Below is a block of records; repeat each one exactly.

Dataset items

_ _ _ _

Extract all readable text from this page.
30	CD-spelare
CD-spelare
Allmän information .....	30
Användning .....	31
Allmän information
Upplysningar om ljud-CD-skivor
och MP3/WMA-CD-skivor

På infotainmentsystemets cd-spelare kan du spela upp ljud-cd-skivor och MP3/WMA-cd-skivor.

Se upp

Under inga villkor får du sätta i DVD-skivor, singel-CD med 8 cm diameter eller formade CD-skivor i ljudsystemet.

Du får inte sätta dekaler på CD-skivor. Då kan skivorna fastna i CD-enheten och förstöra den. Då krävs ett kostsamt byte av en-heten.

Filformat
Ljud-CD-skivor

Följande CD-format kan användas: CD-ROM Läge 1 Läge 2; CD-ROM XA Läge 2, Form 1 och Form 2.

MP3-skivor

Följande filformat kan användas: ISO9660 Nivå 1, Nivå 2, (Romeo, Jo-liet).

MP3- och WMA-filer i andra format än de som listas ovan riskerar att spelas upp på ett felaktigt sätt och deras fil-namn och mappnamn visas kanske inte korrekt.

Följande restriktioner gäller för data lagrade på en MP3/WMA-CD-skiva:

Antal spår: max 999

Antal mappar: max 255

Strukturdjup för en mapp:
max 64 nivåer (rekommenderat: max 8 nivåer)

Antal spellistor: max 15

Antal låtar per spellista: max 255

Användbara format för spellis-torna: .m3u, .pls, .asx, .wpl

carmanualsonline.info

_ _ _ _

* Exercise result
Extract all readable text from this page.
30	CD-spelare
CD-spelare
Allmän information .....	30
Användning .....	31
Allmän information
Upplysningar om ljud-CD-skivor
och MP3/WMA-CD-skivor

På infotainmentsystemets cd-spelare kan du spela upp ljud-cd-skivor och MP3/WMA-cd-skivor.

Se upp

Under inga villkor får du sätta i DVD-skivor, singel-CD med 8 cm diameter eller formade CD-skivor i ljudsystemet.

Du får inte sätta dekaler på CD-skivor. Då kan skivorna fastna i CD-enheten och förstöra den. Då krävs ett kostsamt byte av en-heten.

Filformat
Ljud-CD-skivor

Följande CD-format kan användas: CD-ROM Läge 1 Läge 2; CD-ROM XA Läge 2, Form 1 och Form 2.

MP3-skivor

Följande filformat kan användas: ISO9660 Nivå 1, Nivå 2, (Romeo, Jo-liet).

MP3- och WMA-filer i andra format än de som listas ovan riskerar att spelas upp på ett felaktigt sätt och deras fil-namn och mappnamn visas kanske inte korrekt.

Följande restriktioner gäller för data lagrade på en MP3/WMA-CD-skiva:

Antal spår: max 999

Antal mappar: max 255

Strukturdjup för en mapp:
max 64 nivåer (rekommenderat: max 8 nivåer)

Antal spellistor: max 15

Antal låtar per spellista: max 255

Användbara format för spellis-torna: .m3u, .pls, .asx, .wpl

carmanualsonline.info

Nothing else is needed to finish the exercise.